* Required work *
(1) Summarize the court opinion in the Zuckerbrot v. Gellis discovery dispute in two sentences.
(2) Please write the next part of the court opinion in the Zuckerbrot v. Gellis discovery dispute, picking up after its final sentence.

Opinion
Index No. 655110/2020 Motion Seq. No. 009
09-12-2024
TANYA ZUCKERBROT MS RD, TANYA ZUCKERBROT NUTRITION, LLC, D/B/A F-FACTOR Plaintiffs v. EMILY GELLIS LANDE, Defendant.
Unpublished Opinion
MOTION DATE 06/20/2024
DECISION + ORDER ON MOTION
HON. JOEL M. COHEN, JUDGE:
The following e-filed documents, listed by NYSCEF document number (Motion 009) 188, 189, 190, 191, 192, 193, 194, 195, 196, 197, 198, 199, 200, 201, 202, 203, 204, 205, 206, 207, 208, 209, 210, 211, 212, 213, 214, 215, 216, 217 were read on this motion to STRIKE ANSWER/DISMISS COUNTERCLAIM
Plaintiffs Tanya Zuckerbrot, MS, RD's ("Zuckerbrot") and Tanya Zuckerbrot Nutrition, LLC d/b/a F-Factor's ("F-Factor") (collectively "Plaintiffs") motion to strike the Answer of Defendant Emily Gellis Lande ("Gellis") and dismiss Gellis' counterclaim pursuant to CPLR § 3126 is granted in part. Gellis' Answer is conditionally stricken. Gellis may avoid a default by complying with the conditions set forth below.
This motion - Plaintiffs third attempt to strike Gellis' Answer - concerns Gellis' failure to produce electronically stored information ("ESI"), in particular her Instagram account, in native form. Fortunately, the ESI does exist, and Gellis belatedly offered to produce it, with conditions, after Plaintiffs filed this motion. Therefore, Gellis will once again stave off dispositive relief, provided she complies with the conditions set forth in this order. As explained below, Gellis must produce the ESI subject to the terms set forth below and offset Plaintiffs costs and fees in the amount of $5,000.
A. Background
a. Gellis Has Failed to Comply with Multiple Discovery Orders
On April 15, 2022, the Court entered a Preliminary Conference Order (NYSCEF 69) providing for discovery to close on December 2, 2022. On August 3, 2022, Plaintiffs made a Rule 14 submission indicating that Gellis had not responded to discovery requests served on April 25, 2022 (NYSCEF 70). On August 22, 2022, the parties fried a stipulation providing Gellis through September 15, 2022, to respond to Plaintiffs' discovery requests and serve requests of her own (NYSCEF 71).

* Supplied data *

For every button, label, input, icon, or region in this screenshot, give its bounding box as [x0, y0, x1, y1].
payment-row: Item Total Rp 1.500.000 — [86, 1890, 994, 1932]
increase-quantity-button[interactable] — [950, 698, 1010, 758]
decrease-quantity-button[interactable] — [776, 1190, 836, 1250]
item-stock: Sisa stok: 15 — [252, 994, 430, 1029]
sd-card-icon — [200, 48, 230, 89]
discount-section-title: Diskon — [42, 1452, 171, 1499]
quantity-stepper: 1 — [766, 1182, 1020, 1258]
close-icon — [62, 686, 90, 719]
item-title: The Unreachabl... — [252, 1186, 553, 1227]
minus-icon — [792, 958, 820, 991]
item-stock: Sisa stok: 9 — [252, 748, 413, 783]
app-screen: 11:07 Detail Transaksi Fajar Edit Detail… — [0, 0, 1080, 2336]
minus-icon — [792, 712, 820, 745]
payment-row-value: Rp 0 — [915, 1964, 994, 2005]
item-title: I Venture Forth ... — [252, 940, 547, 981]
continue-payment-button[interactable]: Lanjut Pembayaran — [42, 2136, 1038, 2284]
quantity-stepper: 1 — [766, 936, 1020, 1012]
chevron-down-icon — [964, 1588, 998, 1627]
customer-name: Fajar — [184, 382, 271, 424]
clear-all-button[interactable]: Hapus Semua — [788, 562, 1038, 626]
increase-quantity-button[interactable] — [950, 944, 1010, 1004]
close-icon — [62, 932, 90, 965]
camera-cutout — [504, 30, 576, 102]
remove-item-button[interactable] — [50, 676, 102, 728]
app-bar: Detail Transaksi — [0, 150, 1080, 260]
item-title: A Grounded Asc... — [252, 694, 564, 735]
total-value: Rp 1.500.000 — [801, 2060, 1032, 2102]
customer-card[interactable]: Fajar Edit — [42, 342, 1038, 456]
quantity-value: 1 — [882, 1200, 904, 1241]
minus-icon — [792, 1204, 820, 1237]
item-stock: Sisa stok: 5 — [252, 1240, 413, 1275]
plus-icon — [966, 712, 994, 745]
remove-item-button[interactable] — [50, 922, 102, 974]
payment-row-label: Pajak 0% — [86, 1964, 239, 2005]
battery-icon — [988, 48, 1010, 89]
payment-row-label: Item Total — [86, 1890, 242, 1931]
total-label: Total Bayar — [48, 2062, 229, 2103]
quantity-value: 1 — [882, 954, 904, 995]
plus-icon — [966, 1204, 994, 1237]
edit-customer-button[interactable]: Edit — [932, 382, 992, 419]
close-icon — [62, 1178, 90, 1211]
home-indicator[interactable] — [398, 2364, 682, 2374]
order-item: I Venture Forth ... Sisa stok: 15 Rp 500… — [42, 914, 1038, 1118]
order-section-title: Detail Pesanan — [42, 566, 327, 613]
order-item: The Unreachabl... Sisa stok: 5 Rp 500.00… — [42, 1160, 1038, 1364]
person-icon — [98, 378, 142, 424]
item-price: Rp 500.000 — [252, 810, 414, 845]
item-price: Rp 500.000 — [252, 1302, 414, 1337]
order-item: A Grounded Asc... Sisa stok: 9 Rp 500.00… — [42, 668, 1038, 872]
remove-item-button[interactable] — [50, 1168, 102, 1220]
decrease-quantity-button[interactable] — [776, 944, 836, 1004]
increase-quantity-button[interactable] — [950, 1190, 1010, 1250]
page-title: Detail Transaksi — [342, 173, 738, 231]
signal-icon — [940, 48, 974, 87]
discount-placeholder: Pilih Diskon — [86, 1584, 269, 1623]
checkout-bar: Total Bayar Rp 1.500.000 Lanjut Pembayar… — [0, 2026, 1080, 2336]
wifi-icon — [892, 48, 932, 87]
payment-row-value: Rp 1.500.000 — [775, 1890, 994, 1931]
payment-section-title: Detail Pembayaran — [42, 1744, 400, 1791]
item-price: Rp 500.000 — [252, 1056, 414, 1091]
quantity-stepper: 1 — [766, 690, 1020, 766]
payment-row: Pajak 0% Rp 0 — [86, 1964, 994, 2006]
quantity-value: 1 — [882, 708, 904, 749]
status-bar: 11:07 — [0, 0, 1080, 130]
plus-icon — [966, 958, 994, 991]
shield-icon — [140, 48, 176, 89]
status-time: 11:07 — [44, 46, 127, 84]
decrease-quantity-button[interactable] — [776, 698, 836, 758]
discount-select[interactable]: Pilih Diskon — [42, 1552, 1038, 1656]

* Outputs for the tasks *
(1) The court granted in part Plaintiffs' motion to strike Gellis' Answer and dismiss her counterclaim, conditionally striking the Answer; this was Plaintiffs' third attempt to strike it and concerned her failure to produce electronically stored information, in particular her Instagram account, in native form. Gellis can avoid a default by producing that information under the order's terms and paying $5,000 to offset Plaintiffs' costs and fees.

(2)
On October 3, 2022, counsel for Plaintiffs made another Rule 14 request for a pre-discovery motion conference indicating that Gellis failed to respond to Plaintiffs' discovery requests notwithstanding the extension (NYSCEF 72). Following additional correspondence from the parties (NYSCEF 73-74), Plaintiffs filed their first motion to conditionally strike Gellis' Answer and compel discovery.
Shortly after Plaintiffs' motion was filed, prior counsel for Gellis moved to withdraw, and that motion was granted on December 15, 2022 (NYSCEF 107). Current counsel for Gellis filed an appearance on January 23, 2023 (NYSCEF 109). Although Gellis had previously been afforded an extension of time to respond to Plaintiffs' motion, the Court granted "a final extension" on February 15, 2023 (NYSCEF 112).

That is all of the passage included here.